=== Work instructions ===
Copy every line of the data exactly, leaving nothing out.

--- Supplied material ---

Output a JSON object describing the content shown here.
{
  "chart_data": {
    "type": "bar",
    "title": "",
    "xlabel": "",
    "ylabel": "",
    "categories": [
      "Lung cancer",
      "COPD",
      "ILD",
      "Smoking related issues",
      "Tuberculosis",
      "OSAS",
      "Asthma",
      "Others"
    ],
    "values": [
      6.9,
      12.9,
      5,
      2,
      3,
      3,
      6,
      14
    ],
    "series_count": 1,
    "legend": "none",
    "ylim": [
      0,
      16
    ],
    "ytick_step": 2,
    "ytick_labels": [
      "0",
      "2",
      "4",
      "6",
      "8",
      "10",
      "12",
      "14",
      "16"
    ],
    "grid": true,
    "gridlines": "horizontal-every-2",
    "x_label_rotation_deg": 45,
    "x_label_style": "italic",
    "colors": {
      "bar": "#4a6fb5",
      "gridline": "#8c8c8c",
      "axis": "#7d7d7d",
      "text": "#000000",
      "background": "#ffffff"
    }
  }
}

---

=== Task result ===
Output a JSON object describing the content shown here.
{
  "chart_data": {
    "type": "bar",
    "title": "",
    "xlabel": "",
    "ylabel": "",
    "categories": [
      "Lung cancer",
      "COPD",
      "ILD",
      "Smoking related issues",
      "Tuberculosis",
      "OSAS",
      "Asthma",
      "Others"
    ],
    "values": [
      6.9,
      12.9,
      5,
      2,
      3,
      3,
      6,
      14
    ],
    "series_count": 1,
    "legend": "none",
    "ylim": [
      0,
      16
    ],
    "ytick_step": 2,
    "ytick_labels": [
      "0",
      "2",
      "4",
      "6",
      "8",
      "10",
      "12",
      "14",
      "16"
    ],
    "grid": true,
    "gridlines": "horizontal-every-2",
    "x_label_rotation_deg": 45,
    "x_label_style": "italic",
    "colors": {
      "bar": "#4a6fb5",
      "gridline": "#8c8c8c",
      "axis": "#7d7d7d",
      "text": "#000000",
      "background": "#ffffff"
    }
  }
}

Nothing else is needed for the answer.